Exercise aim
Look through the listing for the word "text". Copy each line that has it.

+--

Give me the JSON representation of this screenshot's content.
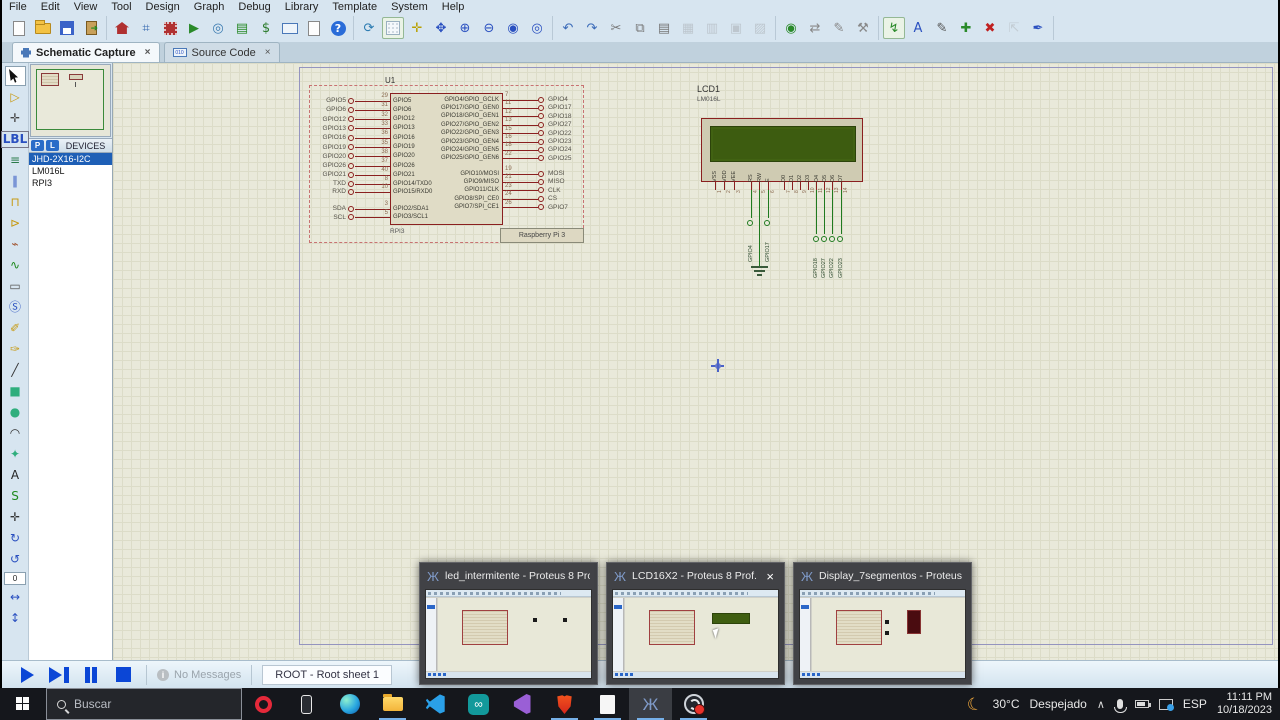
{
  "menu": {
    "items": [
      "File",
      "Edit",
      "View",
      "Tool",
      "Design",
      "Graph",
      "Debug",
      "Library",
      "Template",
      "System",
      "Help"
    ]
  },
  "tabs": [
    {
      "label": "Schematic Capture"
    },
    {
      "label": "Source Code"
    }
  ],
  "toolbar": {
    "groups": [
      [
        {
          "n": "new-design",
          "cls": "ic-paper"
        },
        {
          "n": "open-design",
          "cls": "ic-folder"
        },
        {
          "n": "save-design",
          "cls": "ic-floppy"
        },
        {
          "n": "close-project",
          "cls": "ic-door"
        }
      ],
      [
        {
          "n": "home-page",
          "cls": "ic-home"
        },
        {
          "n": "schematic-capture",
          "g": "⌗",
          "c": "#3468b0"
        },
        {
          "n": "pcb-layout",
          "cls": "ic-chip"
        },
        {
          "n": "3d-visualizer",
          "g": "▶",
          "c": "#2a8a2a"
        },
        {
          "n": "gerber-viewer",
          "g": "◎",
          "c": "#3a7ab0"
        },
        {
          "n": "design-explorer",
          "g": "▤",
          "c": "#2a8a2a"
        },
        {
          "n": "bill-of-materials",
          "g": "$",
          "c": "#2a7a2a"
        },
        {
          "n": "source-code-tool",
          "cls": "ic-010"
        },
        {
          "n": "project-notes",
          "cls": "ic-paper"
        },
        {
          "n": "help",
          "cls": "ic-help",
          "g": "?"
        }
      ],
      [
        {
          "n": "redraw-display",
          "g": "⟳",
          "c": "#2a7ab0"
        },
        {
          "n": "toggle-grid",
          "cls": "ic-grid",
          "on": true
        },
        {
          "n": "false-origin",
          "g": "✛",
          "c": "#b8a000"
        },
        {
          "n": "center-at-cursor",
          "g": "✥",
          "c": "#2a50c0"
        },
        {
          "n": "zoom-in",
          "g": "⊕",
          "c": "#2a50c0"
        },
        {
          "n": "zoom-out",
          "g": "⊖",
          "c": "#2a50c0"
        },
        {
          "n": "zoom-all",
          "g": "◉",
          "c": "#2a50c0"
        },
        {
          "n": "zoom-area",
          "g": "◎",
          "c": "#2a50c0"
        }
      ],
      [
        {
          "n": "undo",
          "g": "↶",
          "c": "#3a6ab8"
        },
        {
          "n": "redo",
          "g": "↷",
          "c": "#3a6ab8"
        },
        {
          "n": "cut",
          "g": "✂",
          "c": "#777"
        },
        {
          "n": "copy",
          "g": "⧉",
          "c": "#777"
        },
        {
          "n": "paste",
          "g": "▤",
          "c": "#777"
        },
        {
          "n": "block-copy",
          "g": "▦",
          "c": "#888",
          "dis": true
        },
        {
          "n": "block-move",
          "g": "▥",
          "c": "#888",
          "dis": true
        },
        {
          "n": "block-rotate",
          "g": "▣",
          "c": "#888",
          "dis": true
        },
        {
          "n": "block-delete",
          "g": "▨",
          "c": "#888",
          "dis": true
        }
      ],
      [
        {
          "n": "pick-parts",
          "g": "◉",
          "c": "#2a8a2a"
        },
        {
          "n": "make-device",
          "g": "⇄",
          "c": "#888"
        },
        {
          "n": "packaging-tool",
          "g": "✎",
          "c": "#888"
        },
        {
          "n": "decompose",
          "g": "⚒",
          "c": "#888"
        }
      ],
      [
        {
          "n": "wire-autorouter",
          "g": "↯",
          "c": "#2a8a2a",
          "on": true
        },
        {
          "n": "search-and-tag",
          "g": "A",
          "c": "#2a50c0"
        },
        {
          "n": "property-assignment-tool",
          "g": "✎",
          "c": "#555"
        },
        {
          "n": "new-root-sheet",
          "g": "✚",
          "c": "#2a8a2a"
        },
        {
          "n": "remove-sheet",
          "g": "✖",
          "c": "#c02020"
        },
        {
          "n": "goto-parent-sheet",
          "g": "⇱",
          "c": "#999",
          "dis": true
        },
        {
          "n": "electrical-rule-check",
          "g": "✒",
          "c": "#2a50c0"
        }
      ]
    ]
  },
  "left_toolbar": {
    "angle": "0",
    "items": [
      {
        "n": "selection-mode",
        "cls": "ic-cursor",
        "on": true
      },
      {
        "n": "component-mode",
        "g": "▷",
        "c": "#c79a12"
      },
      {
        "n": "junction-dot-mode",
        "g": "✛",
        "c": "#444"
      },
      {
        "n": "wire-label-mode",
        "g": "LBL",
        "small": true
      },
      {
        "n": "text-script-mode",
        "g": "≡",
        "c": "#2a7a4a"
      },
      {
        "n": "buses-mode",
        "g": "∥",
        "c": "#2a50c0"
      },
      {
        "n": "subcircuit-mode",
        "g": "⊓",
        "c": "#c79a12"
      },
      {
        "n": "terminals-mode",
        "g": "⊳",
        "c": "#c79a12"
      },
      {
        "n": "device-pins-mode",
        "g": "⌁",
        "c": "#a0522d"
      },
      {
        "n": "graph-mode",
        "g": "∿",
        "c": "#1f8a1f"
      },
      {
        "n": "tape-recorder-mode",
        "g": "▭",
        "c": "#555"
      },
      {
        "n": "generator-mode",
        "g": "Ⓢ",
        "c": "#2a50c0"
      },
      {
        "n": "voltage-probe-mode",
        "g": "✐",
        "c": "#c79a12"
      },
      {
        "n": "current-probe-mode",
        "g": "✑",
        "c": "#c79a12"
      },
      {
        "n": "2d-line-mode",
        "g": "╱",
        "c": "#333"
      },
      {
        "n": "2d-box-mode",
        "g": "■",
        "c": "#2fae7d"
      },
      {
        "n": "2d-circle-mode",
        "g": "●",
        "c": "#2fae7d"
      },
      {
        "n": "2d-arc-mode",
        "g": "◠",
        "c": "#333"
      },
      {
        "n": "2d-path-mode",
        "g": "✦",
        "c": "#2fae7d"
      },
      {
        "n": "2d-text-mode",
        "g": "A",
        "c": "#222"
      },
      {
        "n": "2d-symbol-mode",
        "g": "S",
        "c": "#1f8a1f"
      },
      {
        "n": "2d-marker-mode",
        "g": "✛",
        "c": "#333"
      },
      {
        "n": "rotate-clockwise",
        "g": "↻",
        "c": "#2a50c0"
      },
      {
        "n": "rotate-anticlockwise",
        "g": "↺",
        "c": "#2a50c0"
      },
      {
        "n": "angle-field",
        "field": true
      },
      {
        "n": "x-mirror",
        "g": "↔",
        "c": "#2a50c0"
      },
      {
        "n": "y-mirror",
        "g": "↕",
        "c": "#2a50c0"
      }
    ]
  },
  "devices": {
    "p": "P",
    "l": "L",
    "header": "DEVICES",
    "items": [
      {
        "name": "JHD-2X16-I2C",
        "selected": true
      },
      {
        "name": "LM016L",
        "selected": false
      },
      {
        "name": "RPI3",
        "selected": false
      }
    ]
  },
  "schematic": {
    "u1": {
      "ref": "U1",
      "value": "RPI3",
      "part_label": "Raspberry Pi 3",
      "left_pins": [
        {
          "term": "GPIO5",
          "num": "29",
          "inner": "GPIO5"
        },
        {
          "term": "GPIO6",
          "num": "31",
          "inner": "GPIO6"
        },
        {
          "term": "GPIO12",
          "num": "32",
          "inner": "GPIO12"
        },
        {
          "term": "GPIO13",
          "num": "33",
          "inner": "GPIO13"
        },
        {
          "term": "GPIO16",
          "num": "36",
          "inner": "GPIO16"
        },
        {
          "term": "GPIO19",
          "num": "35",
          "inner": "GPIO19"
        },
        {
          "term": "GPIO20",
          "num": "38",
          "inner": "GPIO20"
        },
        {
          "term": "GPIO26",
          "num": "37",
          "inner": "GPIO26"
        },
        {
          "term": "GPIO21",
          "num": "40",
          "inner": "GPIO21"
        },
        {
          "term": "TXD",
          "num": "8",
          "inner": "GPIO14/TXD0"
        },
        {
          "term": "RXD",
          "num": "10",
          "inner": "GPIO15/RXD0"
        },
        {
          "term": "SDA",
          "num": "3",
          "inner": "GPIO2/SDA1"
        },
        {
          "term": "SCL",
          "num": "5",
          "inner": "GPIO3/SCL1"
        }
      ],
      "right_pins": [
        {
          "inner": "GPIO4/GPIO_GCLK",
          "num": "7",
          "term": "GPIO4"
        },
        {
          "inner": "GPIO17/GPIO_GEN0",
          "num": "11",
          "term": "GPIO17"
        },
        {
          "inner": "GPIO18/GPIO_GEN1",
          "num": "12",
          "term": "GPIO18"
        },
        {
          "inner": "GPIO27/GPIO_GEN2",
          "num": "13",
          "term": "GPIO27"
        },
        {
          "inner": "GPIO22/GPIO_GEN3",
          "num": "15",
          "term": "GPIO22"
        },
        {
          "inner": "GPIO23/GPIO_GEN4",
          "num": "16",
          "term": "GPIO23"
        },
        {
          "inner": "GPIO24/GPIO_GEN5",
          "num": "18",
          "term": "GPIO24"
        },
        {
          "inner": "GPIO25/GPIO_GEN6",
          "num": "22",
          "term": "GPIO25"
        },
        {
          "inner": "GPIO10/MOSI",
          "num": "19",
          "term": "MOSI"
        },
        {
          "inner": "GPIO9/MISO",
          "num": "21",
          "term": "MISO"
        },
        {
          "inner": "GPIO11/CLK",
          "num": "23",
          "term": "CLK"
        },
        {
          "inner": "GPIO8/SPI_CE0",
          "num": "24",
          "term": "CS"
        },
        {
          "inner": "GPIO7/SPI_CE1",
          "num": "26",
          "term": "GPIO7"
        }
      ]
    },
    "lcd": {
      "ref": "LCD1",
      "value": "LM016L",
      "pins": [
        "VSS",
        "VDD",
        "VEE",
        "RS",
        "RW",
        "E",
        "D0",
        "D1",
        "D2",
        "D3",
        "D4",
        "D5",
        "D6",
        "D7"
      ],
      "terminals": [
        {
          "pin": "RS",
          "label": "GPIO4"
        },
        {
          "pin": "E",
          "label": "GPIO17"
        },
        {
          "pin": "D4",
          "label": "GPIO18"
        },
        {
          "pin": "D5",
          "label": "GPIO27"
        },
        {
          "pin": "D6",
          "label": "GPIO22"
        },
        {
          "pin": "D7",
          "label": "GPIO23"
        }
      ],
      "ground_pin": "RW"
    }
  },
  "statusbar": {
    "no_messages": "No Messages",
    "root": "ROOT - Root sheet 1"
  },
  "previews": [
    {
      "title": "led_intermitente - Proteus 8 Pro...",
      "variant": "leds",
      "close": false
    },
    {
      "title": "LCD16X2 - Proteus 8 Prof...",
      "variant": "lcd",
      "close": true
    },
    {
      "title": "Display_7segmentos - Proteus 8...",
      "variant": "7seg",
      "close": false
    }
  ],
  "taskbar": {
    "search_placeholder": "Buscar",
    "icons": [
      {
        "n": "opera",
        "cls": "tb-opera",
        "open": false
      },
      {
        "n": "phone-link",
        "cls": "tb-phone",
        "open": false
      },
      {
        "n": "edge",
        "cls": "tb-edge",
        "open": false
      },
      {
        "n": "file-explorer",
        "cls": "tb-folder",
        "open": true
      },
      {
        "n": "vscode",
        "cls": "tb-vscode",
        "open": false
      },
      {
        "n": "arduino-ide",
        "cls": "tb-arduino",
        "g": "∞",
        "open": false
      },
      {
        "n": "visual-studio",
        "cls": "tb-vs",
        "open": false
      },
      {
        "n": "brave",
        "cls": "tb-brave",
        "open": true
      },
      {
        "n": "notepad",
        "cls": "tb-notepad",
        "open": true
      },
      {
        "n": "proteus",
        "cls": "tb-proteus",
        "g": "Ж",
        "open": true,
        "active": true
      },
      {
        "n": "obs-studio",
        "cls": "tb-obs",
        "open": true
      }
    ],
    "tray": {
      "weather_temp": "30°C",
      "weather_desc": "Despejado",
      "chevron": "∧",
      "lang": "ESP",
      "time": "11:11 PM",
      "date": "10/18/2023"
    }
  }
}
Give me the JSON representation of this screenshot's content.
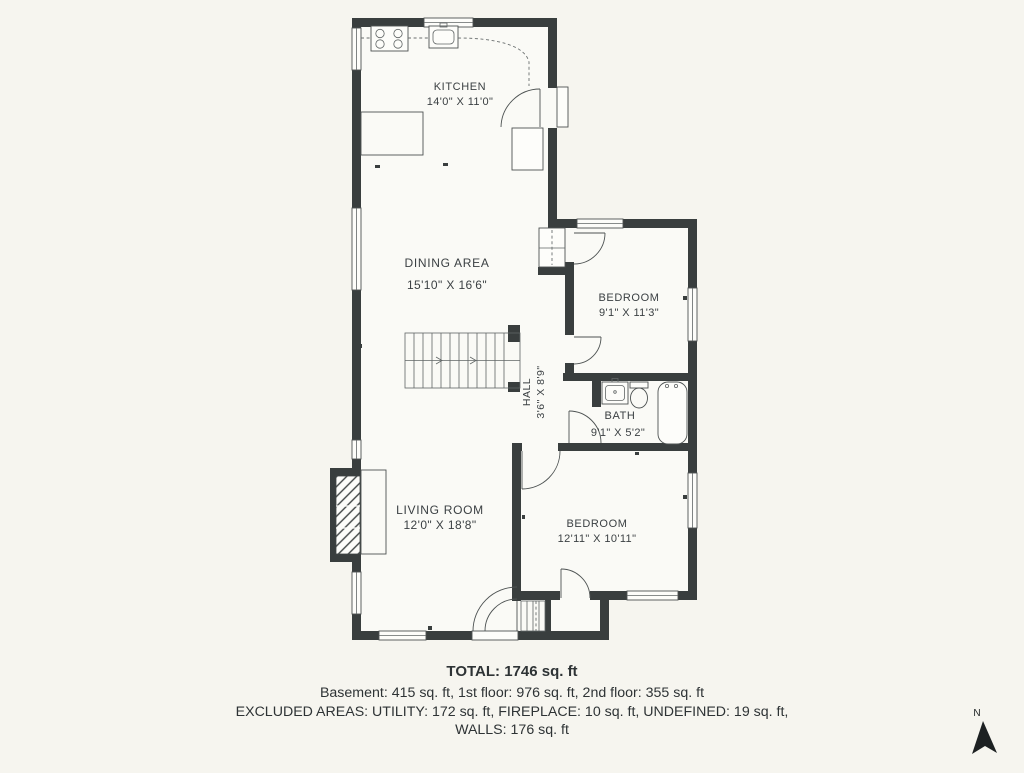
{
  "plan": {
    "rooms": {
      "kitchen": {
        "name": "KITCHEN",
        "dims": "14'0\" X 11'0\""
      },
      "dining": {
        "name": "DINING AREA",
        "dims": "15'10\" X 16'6\""
      },
      "bedroom1": {
        "name": "BEDROOM",
        "dims": "9'1\" X 11'3\""
      },
      "hall": {
        "name": "HALL",
        "dims": "3'6\" X 8'9\""
      },
      "bath": {
        "name": "BATH",
        "dims": "9'1\" X 5'2\""
      },
      "living": {
        "name": "LIVING ROOM",
        "dims": "12'0\" X 18'8\""
      },
      "bedroom2": {
        "name": "BEDROOM",
        "dims": "12'11\" X 10'11\""
      }
    }
  },
  "summary": {
    "total": "TOTAL: 1746 sq. ft",
    "floors": "Basement: 415 sq. ft, 1st floor: 976 sq. ft, 2nd floor: 355 sq. ft",
    "excluded": "EXCLUDED AREAS: UTILITY: 172 sq. ft, FIREPLACE: 10 sq. ft, UNDEFINED: 19 sq. ft,",
    "walls": "WALLS: 176 sq. ft"
  },
  "compass": {
    "north_label": "N"
  },
  "colors": {
    "wall": "#393e3e",
    "background": "#f6f5ef",
    "floor": "#fafaf6",
    "text": "#3b4043",
    "line": "#4d5252"
  }
}
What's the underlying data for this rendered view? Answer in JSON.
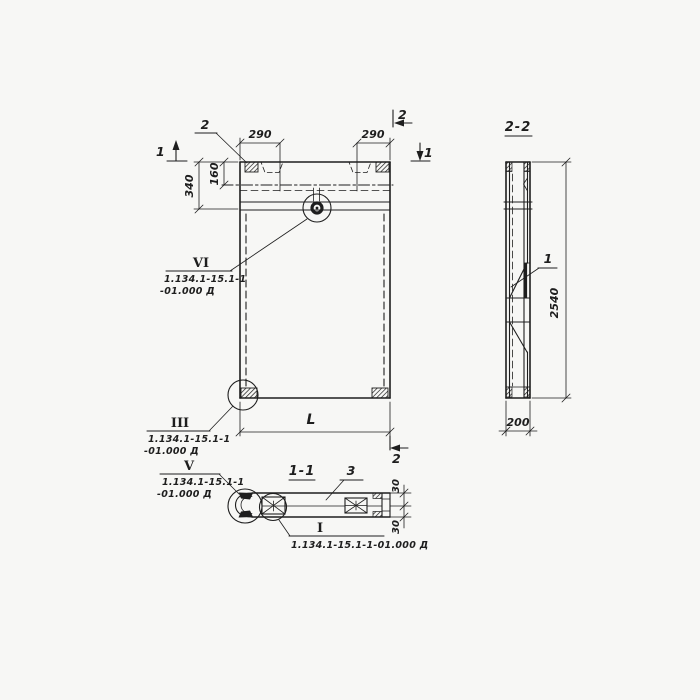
{
  "colors": {
    "ink": "#1e1e1e",
    "paper": "#f7f7f5"
  },
  "plan": {
    "item_label": "2",
    "section_mark_1_left": "1",
    "section_mark_1_right": "1",
    "section_mark_2_top": "2",
    "section_mark_2_bottom": "2",
    "dim_290_left": "290",
    "dim_290_right": "290",
    "dim_340": "340",
    "dim_160": "160",
    "dim_length": "L"
  },
  "section_2_2": {
    "title": "2-2",
    "item_label": "1",
    "dim_height": "2540",
    "dim_width": "200"
  },
  "section_1_1": {
    "title": "1-1",
    "item_label": "3",
    "dim_30_top": "30",
    "dim_30_bottom": "30"
  },
  "callouts": {
    "vi": {
      "mark": "VI",
      "line1": "1.134.1-15.1-1",
      "line2": "-01.000 Д"
    },
    "iii": {
      "mark": "III",
      "line1": "1.134.1-15.1-1",
      "line2": "-01.000 Д"
    },
    "v": {
      "mark": "V",
      "line1": "1.134.1-15.1-1",
      "line2": "-01.000 Д"
    },
    "i": {
      "mark": "I",
      "ref": "1.134.1-15.1-1-01.000 Д"
    }
  }
}
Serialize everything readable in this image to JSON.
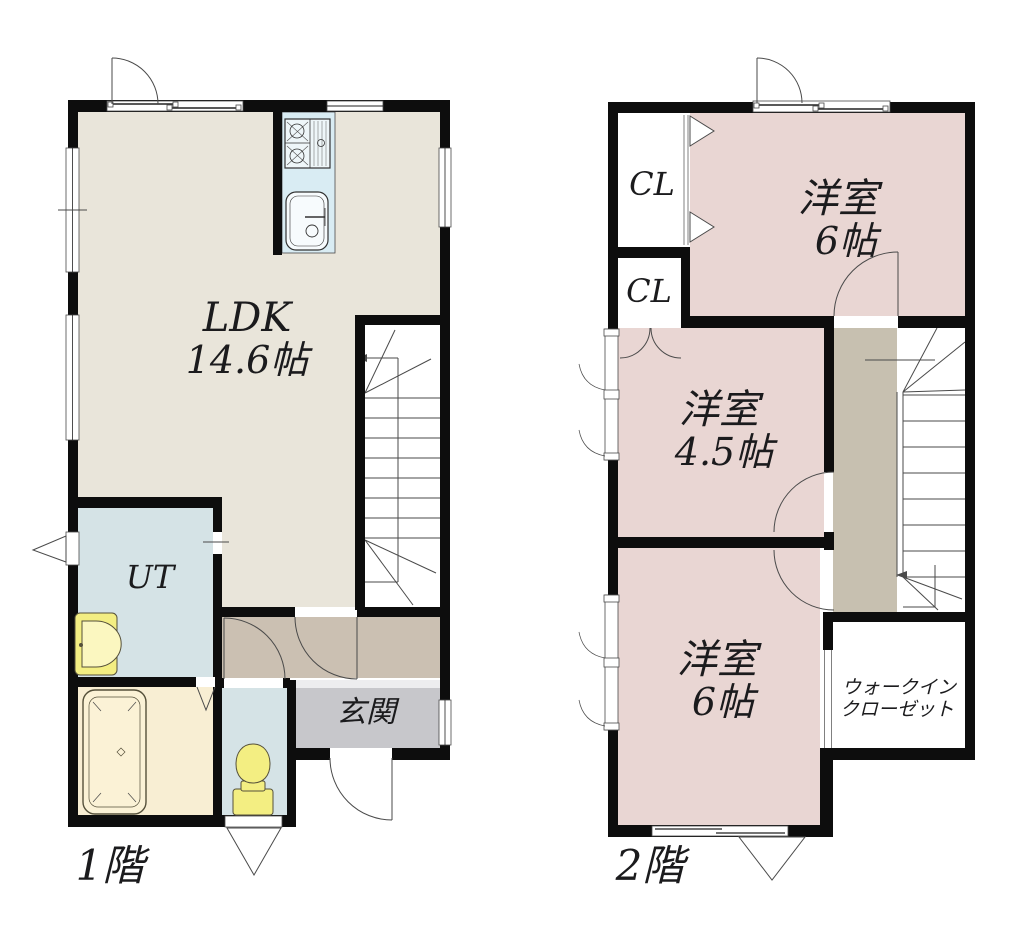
{
  "colors": {
    "wall": "#0d0d0d",
    "line": "#4a4a4a",
    "ldk": "#e9e5da",
    "bedroom": "#e9d6d3",
    "wet": "#d5e3e6",
    "bath": "#f8eed3",
    "kitchen": "#d9ecf3",
    "hallway1": "#cbc0b2",
    "hallway2": "#c7c0b0",
    "entrance": "#c7c7cb",
    "fixture": "#f3ee82"
  },
  "floor1": {
    "label": "1階",
    "ldk": {
      "name": "LDK",
      "size": "14.6帖"
    },
    "utility": {
      "label": "UT"
    },
    "entrance": {
      "label": "玄関"
    }
  },
  "floor2": {
    "label": "2階",
    "closet_upper": {
      "label": "CL"
    },
    "closet_lower": {
      "label": "CL"
    },
    "bedroom_north": {
      "name": "洋室",
      "size": "6帖"
    },
    "bedroom_middle": {
      "name": "洋室",
      "size": "4.5帖"
    },
    "bedroom_south": {
      "name": "洋室",
      "size": "6帖"
    },
    "walk_in_closet": {
      "line1": "ウォークイン",
      "line2": "クローゼット"
    }
  }
}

+--

Result for this exercise
        "n": "text-script-mode",
        "n": "2d-text-mode",
    "text": "#3b4043",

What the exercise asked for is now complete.